◆ **YOUR OBJECTIVE**:
Write each record again exactly as it stands.

◆ **SUPPLIED MATERIAL**:
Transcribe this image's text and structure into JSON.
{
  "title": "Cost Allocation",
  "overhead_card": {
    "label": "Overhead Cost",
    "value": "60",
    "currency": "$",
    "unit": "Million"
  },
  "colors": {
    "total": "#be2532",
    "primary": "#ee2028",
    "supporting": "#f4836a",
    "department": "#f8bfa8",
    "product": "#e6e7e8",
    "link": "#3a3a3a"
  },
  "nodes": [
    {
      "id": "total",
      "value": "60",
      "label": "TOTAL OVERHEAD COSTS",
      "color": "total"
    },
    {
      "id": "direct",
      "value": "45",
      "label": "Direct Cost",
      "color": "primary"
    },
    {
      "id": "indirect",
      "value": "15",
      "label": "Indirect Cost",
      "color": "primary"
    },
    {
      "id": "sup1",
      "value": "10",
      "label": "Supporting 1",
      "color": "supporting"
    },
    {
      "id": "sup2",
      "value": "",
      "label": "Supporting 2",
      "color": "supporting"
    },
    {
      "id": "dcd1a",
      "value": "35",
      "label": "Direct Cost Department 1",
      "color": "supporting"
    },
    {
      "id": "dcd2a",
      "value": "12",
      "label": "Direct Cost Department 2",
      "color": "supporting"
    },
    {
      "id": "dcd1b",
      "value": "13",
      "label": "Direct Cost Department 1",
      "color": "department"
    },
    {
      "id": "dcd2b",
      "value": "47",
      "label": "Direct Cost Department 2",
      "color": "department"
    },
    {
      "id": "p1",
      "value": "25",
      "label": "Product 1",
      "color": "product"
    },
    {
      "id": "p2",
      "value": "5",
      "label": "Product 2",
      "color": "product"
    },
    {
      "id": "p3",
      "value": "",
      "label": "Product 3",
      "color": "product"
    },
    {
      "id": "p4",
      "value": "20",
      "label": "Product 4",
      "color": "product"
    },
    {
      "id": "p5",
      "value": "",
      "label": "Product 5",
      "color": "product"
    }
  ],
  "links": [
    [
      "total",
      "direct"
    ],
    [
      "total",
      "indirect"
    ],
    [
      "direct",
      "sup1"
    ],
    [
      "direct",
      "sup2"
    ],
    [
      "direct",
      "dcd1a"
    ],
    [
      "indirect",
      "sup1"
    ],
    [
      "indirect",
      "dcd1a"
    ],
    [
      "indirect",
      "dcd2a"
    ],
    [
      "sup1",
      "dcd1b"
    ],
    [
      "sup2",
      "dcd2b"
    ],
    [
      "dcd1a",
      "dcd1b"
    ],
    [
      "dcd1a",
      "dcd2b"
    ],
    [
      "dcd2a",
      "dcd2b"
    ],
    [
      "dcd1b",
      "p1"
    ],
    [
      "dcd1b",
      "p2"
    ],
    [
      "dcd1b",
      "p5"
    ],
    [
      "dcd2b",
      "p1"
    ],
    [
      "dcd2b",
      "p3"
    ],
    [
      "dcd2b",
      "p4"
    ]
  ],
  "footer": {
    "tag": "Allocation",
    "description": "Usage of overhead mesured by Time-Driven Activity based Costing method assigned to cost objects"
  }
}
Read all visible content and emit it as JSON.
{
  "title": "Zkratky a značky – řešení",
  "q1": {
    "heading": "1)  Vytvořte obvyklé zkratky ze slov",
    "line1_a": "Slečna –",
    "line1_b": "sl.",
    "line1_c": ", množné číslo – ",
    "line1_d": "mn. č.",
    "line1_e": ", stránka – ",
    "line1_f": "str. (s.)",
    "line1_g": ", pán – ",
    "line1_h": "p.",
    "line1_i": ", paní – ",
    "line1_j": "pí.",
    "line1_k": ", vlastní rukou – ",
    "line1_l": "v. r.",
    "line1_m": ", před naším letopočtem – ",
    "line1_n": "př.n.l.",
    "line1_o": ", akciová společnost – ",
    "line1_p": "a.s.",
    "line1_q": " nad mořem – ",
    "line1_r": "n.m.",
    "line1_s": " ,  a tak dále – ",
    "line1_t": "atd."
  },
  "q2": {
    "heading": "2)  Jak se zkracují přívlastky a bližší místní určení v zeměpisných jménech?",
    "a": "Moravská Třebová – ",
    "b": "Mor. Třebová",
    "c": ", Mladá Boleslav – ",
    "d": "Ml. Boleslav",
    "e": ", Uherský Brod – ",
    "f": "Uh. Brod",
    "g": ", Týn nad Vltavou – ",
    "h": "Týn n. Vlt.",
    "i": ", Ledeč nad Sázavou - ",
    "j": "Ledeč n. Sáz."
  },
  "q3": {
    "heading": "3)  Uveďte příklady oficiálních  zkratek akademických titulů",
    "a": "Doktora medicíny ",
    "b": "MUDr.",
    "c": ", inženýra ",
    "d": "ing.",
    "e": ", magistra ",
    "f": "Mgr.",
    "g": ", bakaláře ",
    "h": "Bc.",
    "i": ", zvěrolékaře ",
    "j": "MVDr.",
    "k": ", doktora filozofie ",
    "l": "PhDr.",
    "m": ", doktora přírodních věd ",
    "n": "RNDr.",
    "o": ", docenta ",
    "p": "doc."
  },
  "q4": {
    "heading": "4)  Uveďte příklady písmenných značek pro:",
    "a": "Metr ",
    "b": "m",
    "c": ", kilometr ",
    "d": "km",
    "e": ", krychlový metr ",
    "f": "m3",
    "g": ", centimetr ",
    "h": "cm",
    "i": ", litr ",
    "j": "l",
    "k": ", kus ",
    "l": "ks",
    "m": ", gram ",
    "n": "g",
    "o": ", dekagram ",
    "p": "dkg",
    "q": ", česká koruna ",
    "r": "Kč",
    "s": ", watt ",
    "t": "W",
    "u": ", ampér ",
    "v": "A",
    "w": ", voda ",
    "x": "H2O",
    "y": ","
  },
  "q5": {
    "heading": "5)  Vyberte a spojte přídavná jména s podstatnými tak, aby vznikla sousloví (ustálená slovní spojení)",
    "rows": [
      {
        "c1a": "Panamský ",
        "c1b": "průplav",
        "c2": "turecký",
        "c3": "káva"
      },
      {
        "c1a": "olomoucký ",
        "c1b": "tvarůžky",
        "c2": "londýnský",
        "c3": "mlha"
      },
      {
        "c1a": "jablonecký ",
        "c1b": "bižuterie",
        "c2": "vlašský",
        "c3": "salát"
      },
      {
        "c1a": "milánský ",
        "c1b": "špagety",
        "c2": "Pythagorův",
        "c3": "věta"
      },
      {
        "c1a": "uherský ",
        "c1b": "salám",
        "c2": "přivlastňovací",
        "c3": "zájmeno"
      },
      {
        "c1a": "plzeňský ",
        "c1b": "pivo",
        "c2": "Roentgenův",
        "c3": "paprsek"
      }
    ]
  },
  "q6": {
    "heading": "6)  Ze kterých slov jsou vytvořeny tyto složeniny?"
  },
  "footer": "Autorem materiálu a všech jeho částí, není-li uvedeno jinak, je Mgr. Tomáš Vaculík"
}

◆ **EXERCISE RESULT**:
Transcribe this image's text and structure into JSON.
{
  "title": "Cost Allocation",
  "overhead_card": {
    "label": "Overhead Cost",
    "value": "60",
    "currency": "$",
    "unit": "Million"
  },
  "colors": {
    "total": "#be2532",
    "primary": "#ee2028",
    "supporting": "#f4836a",
    "department": "#f8bfa8",
    "product": "#e6e7e8",
    "link": "#3a3a3a"
  },
  "nodes": [
    {
      "id": "total",
      "value": "60",
      "label": "TOTAL OVERHEAD COSTS",
      "color": "total"
    },
    {
      "id": "direct",
      "value": "45",
      "label": "Direct Cost",
      "color": "primary"
    },
    {
      "id": "indirect",
      "value": "15",
      "label": "Indirect Cost",
      "color": "primary"
    },
    {
      "id": "sup1",
      "value": "10",
      "label": "Supporting 1",
      "color": "supporting"
    },
    {
      "id": "sup2",
      "value": "",
      "label": "Supporting 2",
      "color": "supporting"
    },
    {
      "id": "dcd1a",
      "value": "35",
      "label": "Direct Cost Department 1",
      "color": "supporting"
    },
    {
      "id": "dcd2a",
      "value": "12",
      "label": "Direct Cost Department 2",
      "color": "supporting"
    },
    {
      "id": "dcd1b",
      "value": "13",
      "label": "Direct Cost Department 1",
      "color": "department"
    },
    {
      "id": "dcd2b",
      "value": "47",
      "label": "Direct Cost Department 2",
      "color": "department"
    },
    {
      "id": "p1",
      "value": "25",
      "label": "Product 1",
      "color": "product"
    },
    {
      "id": "p2",
      "value": "5",
      "label": "Product 2",
      "color": "product"
    },
    {
      "id": "p3",
      "value": "",
      "label": "Product 3",
      "color": "product"
    },
    {
      "id": "p4",
      "value": "20",
      "label": "Product 4",
      "color": "product"
    },
    {
      "id": "p5",
      "value": "",
      "label": "Product 5",
      "color": "product"
    }
  ],
  "links": [
    [
      "total",
      "direct"
    ],
    [
      "total",
      "indirect"
    ],
    [
      "direct",
      "sup1"
    ],
    [
      "direct",
      "sup2"
    ],
    [
      "direct",
      "dcd1a"
    ],
    [
      "indirect",
      "sup1"
    ],
    [
      "indirect",
      "dcd1a"
    ],
    [
      "indirect",
      "dcd2a"
    ],
    [
      "sup1",
      "dcd1b"
    ],
    [
      "sup2",
      "dcd2b"
    ],
    [
      "dcd1a",
      "dcd1b"
    ],
    [
      "dcd1a",
      "dcd2b"
    ],
    [
      "dcd2a",
      "dcd2b"
    ],
    [
      "dcd1b",
      "p1"
    ],
    [
      "dcd1b",
      "p2"
    ],
    [
      "dcd1b",
      "p5"
    ],
    [
      "dcd2b",
      "p1"
    ],
    [
      "dcd2b",
      "p3"
    ],
    [
      "dcd2b",
      "p4"
    ]
  ],
  "footer": {
    "tag": "Allocation",
    "description": "Usage of overhead mesured by Time-Driven Activity based Costing method assigned to cost objects"
  }
}
Read all visible content and emit it as JSON.
{
  "title": "Zkratky a značky – řešení",
  "q1": {
    "heading": "1)  Vytvořte obvyklé zkratky ze slov",
    "line1_a": "Slečna –",
    "line1_b": "sl.",
    "line1_c": ", množné číslo – ",
    "line1_d": "mn. č.",
    "line1_e": ", stránka – ",
    "line1_f": "str. (s.)",
    "line1_g": ", pán – ",
    "line1_h": "p.",
    "line1_i": ", paní – ",
    "line1_j": "pí.",
    "line1_k": ", vlastní rukou – ",
    "line1_l": "v. r.",
    "line1_m": ", před naším letopočtem – ",
    "line1_n": "př.n.l.",
    "line1_o": ", akciová společnost – ",
    "line1_p": "a.s.",
    "line1_q": " nad mořem – ",
    "line1_r": "n.m.",
    "line1_s": " ,  a tak dále – ",
    "line1_t": "atd."
  },
  "q2": {
    "heading": "2)  Jak se zkracují přívlastky a bližší místní určení v zeměpisných jménech?",
    "a": "Moravská Třebová – ",
    "b": "Mor. Třebová",
    "c": ", Mladá Boleslav – ",
    "d": "Ml. Boleslav",
    "e": ", Uherský Brod – ",
    "f": "Uh. Brod",
    "g": ", Týn nad Vltavou – ",
    "h": "Týn n. Vlt.",
    "i": ", Ledeč nad Sázavou - ",
    "j": "Ledeč n. Sáz."
  },
  "q3": {
    "heading": "3)  Uveďte příklady oficiálních  zkratek akademických titulů",
    "a": "Doktora medicíny ",
    "b": "MUDr.",
    "c": ", inženýra ",
    "d": "ing.",
    "e": ", magistra ",
    "f": "Mgr.",
    "g": ", bakaláře ",
    "h": "Bc.",
    "i": ", zvěrolékaře ",
    "j": "MVDr.",
    "k": ", doktora filozofie ",
    "l": "PhDr.",
    "m": ", doktora přírodních věd ",
    "n": "RNDr.",
    "o": ", docenta ",
    "p": "doc."
  },
  "q4": {
    "heading": "4)  Uveďte příklady písmenných značek pro:",
    "a": "Metr ",
    "b": "m",
    "c": ", kilometr ",
    "d": "km",
    "e": ", krychlový metr ",
    "f": "m3",
    "g": ", centimetr ",
    "h": "cm",
    "i": ", litr ",
    "j": "l",
    "k": ", kus ",
    "l": "ks",
    "m": ", gram ",
    "n": "g",
    "o": ", dekagram ",
    "p": "dkg",
    "q": ", česká koruna ",
    "r": "Kč",
    "s": ", watt ",
    "t": "W",
    "u": ", ampér ",
    "v": "A",
    "w": ", voda ",
    "x": "H2O",
    "y": ","
  },
  "q5": {
    "heading": "5)  Vyberte a spojte přídavná jména s podstatnými tak, aby vznikla sousloví (ustálená slovní spojení)",
    "rows": [
      {
        "c1a": "Panamský ",
        "c1b": "průplav",
        "c2": "turecký",
        "c3": "káva"
      },
      {
        "c1a": "olomoucký ",
        "c1b": "tvarůžky",
        "c2": "londýnský",
        "c3": "mlha"
      },
      {
        "c1a": "jablonecký ",
        "c1b": "bižuterie",
        "c2": "vlašský",
        "c3": "salát"
      },
      {
        "c1a": "milánský ",
        "c1b": "špagety",
        "c2": "Pythagorův",
        "c3": "věta"
      },
      {
        "c1a": "uherský ",
        "c1b": "salám",
        "c2": "přivlastňovací",
        "c3": "zájmeno"
      },
      {
        "c1a": "plzeňský ",
        "c1b": "pivo",
        "c2": "Roentgenův",
        "c3": "paprsek"
      }
    ]
  },
  "q6": {
    "heading": "6)  Ze kterých slov jsou vytvořeny tyto složeniny?"
  },
  "footer": "Autorem materiálu a všech jeho částí, není-li uvedeno jinak, je Mgr. Tomáš Vaculík"
}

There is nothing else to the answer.